- [Directions for this task] Check each line of the listing below for the string "labels", and copy the ones that have it.

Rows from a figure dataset
'''

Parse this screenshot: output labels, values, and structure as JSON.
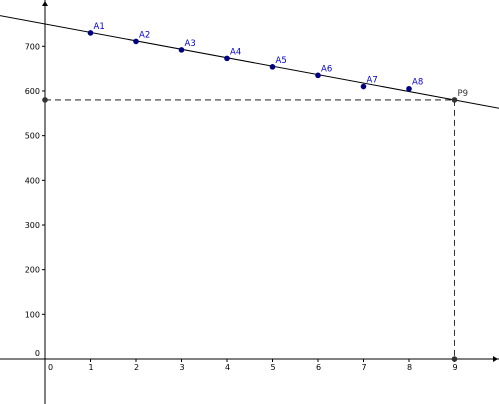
{
  "chart_data": {
    "type": "scatter",
    "xlim": [
      -1,
      10
    ],
    "ylim": [
      -100,
      790
    ],
    "x_ticks": [
      "0",
      "1",
      "2",
      "3",
      "4",
      "5",
      "6",
      "7",
      "8",
      "9"
    ],
    "y_ticks": [
      "0",
      "100",
      "200",
      "300",
      "400",
      "500",
      "600",
      "700"
    ],
    "grid": false,
    "points": [
      {
        "label": "A1",
        "x": 1,
        "y": 730
      },
      {
        "label": "A2",
        "x": 2,
        "y": 711
      },
      {
        "label": "A3",
        "x": 3,
        "y": 692
      },
      {
        "label": "A4",
        "x": 4,
        "y": 673
      },
      {
        "label": "A5",
        "x": 5,
        "y": 654
      },
      {
        "label": "A6",
        "x": 6,
        "y": 635
      },
      {
        "label": "A7",
        "x": 7,
        "y": 610
      },
      {
        "label": "A8",
        "x": 8,
        "y": 605
      }
    ],
    "special_point": {
      "label": "P9",
      "x": 9,
      "y": 580
    },
    "fit_line": {
      "slope": -18.9,
      "intercept": 750
    },
    "colors": {
      "points": "#000080",
      "labels": "#0000cc",
      "special": "#333333",
      "axes": "#000000"
    }
  }
}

'''

- [Task solution]
Parse this screenshot: output labels, values, and structure as JSON.
      "labels": "#0000cc",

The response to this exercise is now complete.